Records from a data collection:
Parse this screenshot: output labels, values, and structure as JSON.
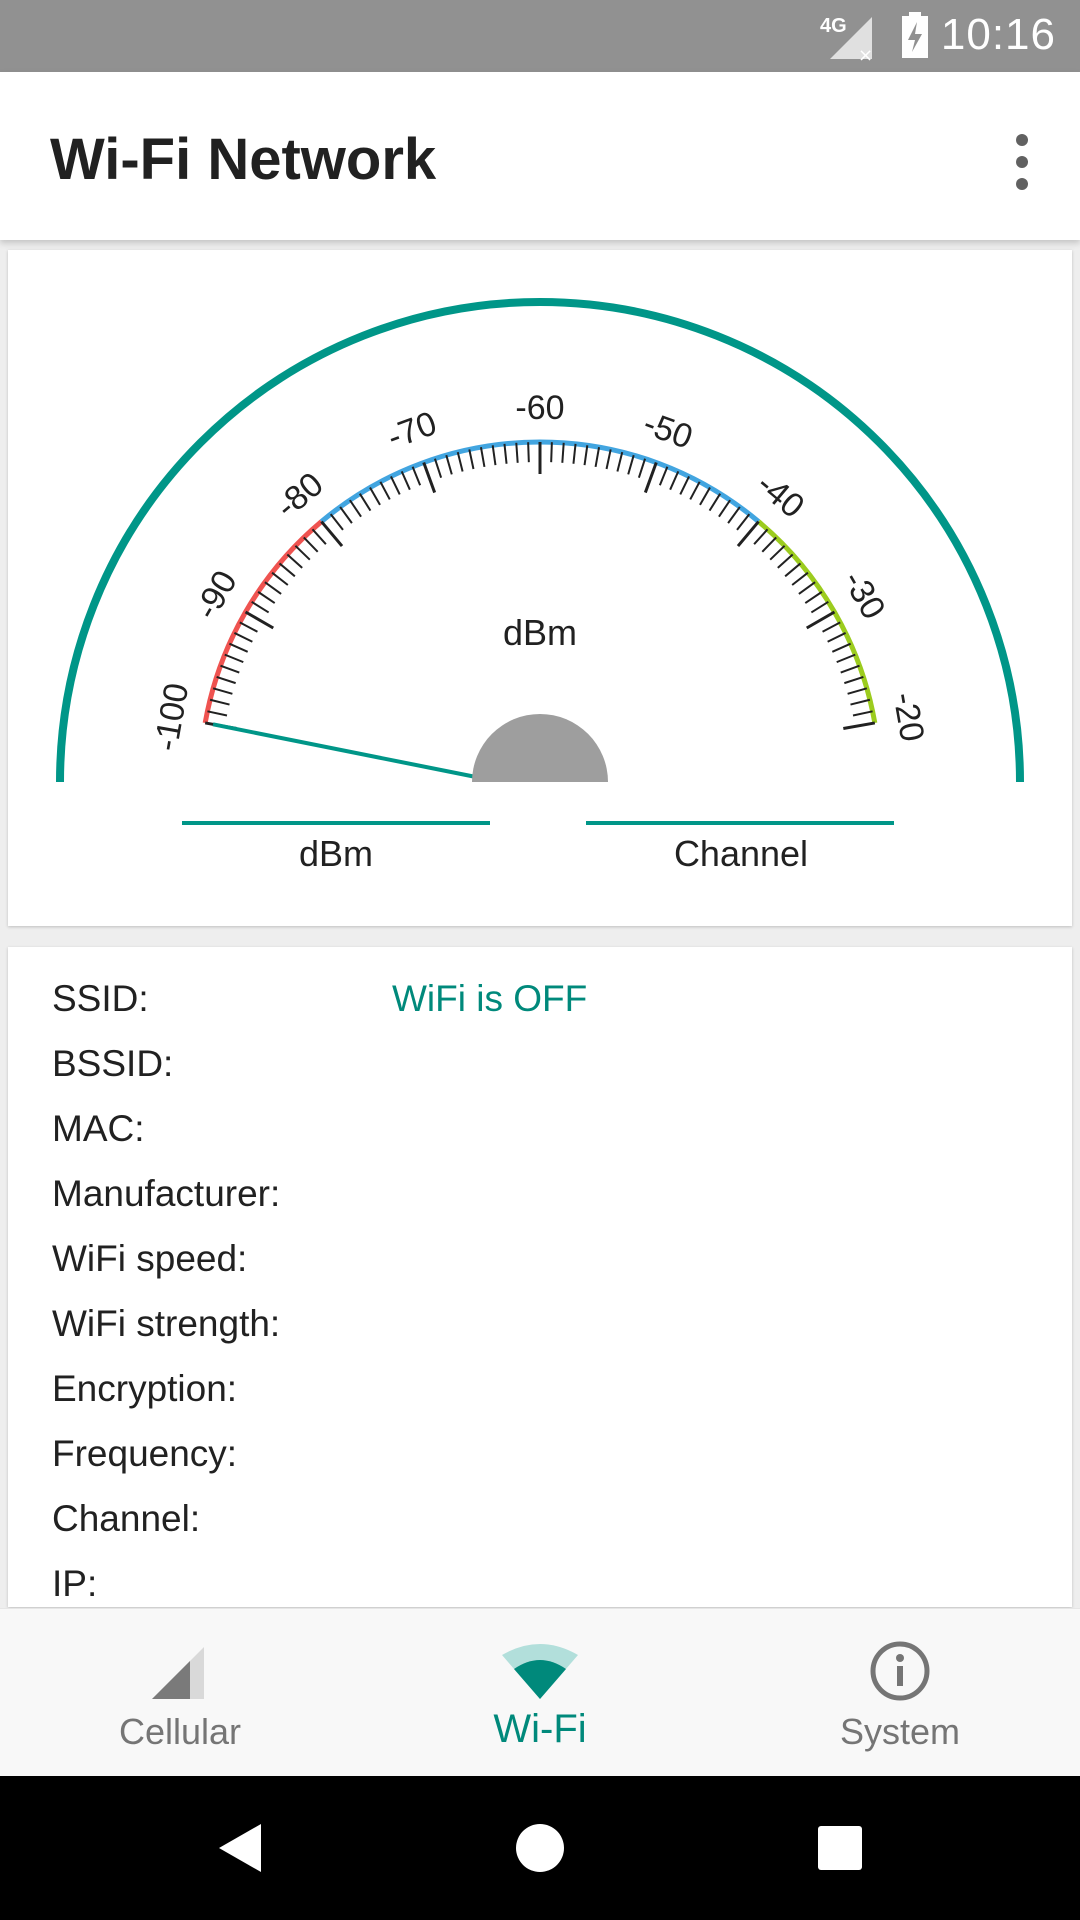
{
  "status_bar": {
    "time": "10:16",
    "network_type": "4G",
    "icons": [
      "cellular-signal-no-service-icon",
      "battery-charging-icon"
    ]
  },
  "app_bar": {
    "title": "Wi-Fi Network",
    "overflow_icon": "more-vert-icon"
  },
  "gauge": {
    "unit": "dBm",
    "current_value": -100,
    "range": [
      -100,
      -20
    ],
    "tick_labels": [
      "-100",
      "-90",
      "-80",
      "-70",
      "-60",
      "-50",
      "-40",
      "-30",
      "-20"
    ],
    "zones": [
      {
        "from": -100,
        "to": -80,
        "color": "#ef5350"
      },
      {
        "from": -80,
        "to": -40,
        "color": "#42a5e0"
      },
      {
        "from": -40,
        "to": -20,
        "color": "#9ccc1e"
      }
    ],
    "arc_color": "#009688",
    "readouts": [
      {
        "label": "dBm",
        "value": ""
      },
      {
        "label": "Channel",
        "value": ""
      }
    ]
  },
  "info": {
    "rows": [
      {
        "label": "SSID:",
        "value": "WiFi is OFF"
      },
      {
        "label": "BSSID:",
        "value": ""
      },
      {
        "label": "MAC:",
        "value": ""
      },
      {
        "label": "Manufacturer:",
        "value": ""
      },
      {
        "label": "WiFi speed:",
        "value": ""
      },
      {
        "label": "WiFi strength:",
        "value": ""
      },
      {
        "label": "Encryption:",
        "value": ""
      },
      {
        "label": "Frequency:",
        "value": ""
      },
      {
        "label": "Channel:",
        "value": ""
      },
      {
        "label": "IP:",
        "value": ""
      }
    ]
  },
  "bottom_nav": {
    "items": [
      {
        "label": "Cellular",
        "icon": "cellular-signal-icon",
        "active": false
      },
      {
        "label": "Wi-Fi",
        "icon": "wifi-icon",
        "active": true
      },
      {
        "label": "System",
        "icon": "info-icon",
        "active": false
      }
    ]
  },
  "colors": {
    "accent": "#00897b",
    "gauge_arc": "#009688"
  }
}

Aim of the exercise: Quote in full the listing given above; the images are to be left out.

Complete output:
Parse this screenshot: output labels, values, and structure as JSON.
{
  "status_bar": {
    "time": "10:16",
    "network_type": "4G",
    "icons": [
      "cellular-signal-no-service-icon",
      "battery-charging-icon"
    ]
  },
  "app_bar": {
    "title": "Wi-Fi Network",
    "overflow_icon": "more-vert-icon"
  },
  "gauge": {
    "unit": "dBm",
    "current_value": -100,
    "range": [
      -100,
      -20
    ],
    "tick_labels": [
      "-100",
      "-90",
      "-80",
      "-70",
      "-60",
      "-50",
      "-40",
      "-30",
      "-20"
    ],
    "zones": [
      {
        "from": -100,
        "to": -80,
        "color": "#ef5350"
      },
      {
        "from": -80,
        "to": -40,
        "color": "#42a5e0"
      },
      {
        "from": -40,
        "to": -20,
        "color": "#9ccc1e"
      }
    ],
    "arc_color": "#009688",
    "readouts": [
      {
        "label": "dBm",
        "value": ""
      },
      {
        "label": "Channel",
        "value": ""
      }
    ]
  },
  "info": {
    "rows": [
      {
        "label": "SSID:",
        "value": "WiFi is OFF"
      },
      {
        "label": "BSSID:",
        "value": ""
      },
      {
        "label": "MAC:",
        "value": ""
      },
      {
        "label": "Manufacturer:",
        "value": ""
      },
      {
        "label": "WiFi speed:",
        "value": ""
      },
      {
        "label": "WiFi strength:",
        "value": ""
      },
      {
        "label": "Encryption:",
        "value": ""
      },
      {
        "label": "Frequency:",
        "value": ""
      },
      {
        "label": "Channel:",
        "value": ""
      },
      {
        "label": "IP:",
        "value": ""
      }
    ]
  },
  "bottom_nav": {
    "items": [
      {
        "label": "Cellular",
        "icon": "cellular-signal-icon",
        "active": false
      },
      {
        "label": "Wi-Fi",
        "icon": "wifi-icon",
        "active": true
      },
      {
        "label": "System",
        "icon": "info-icon",
        "active": false
      }
    ]
  },
  "colors": {
    "accent": "#00897b",
    "gauge_arc": "#009688"
  }
}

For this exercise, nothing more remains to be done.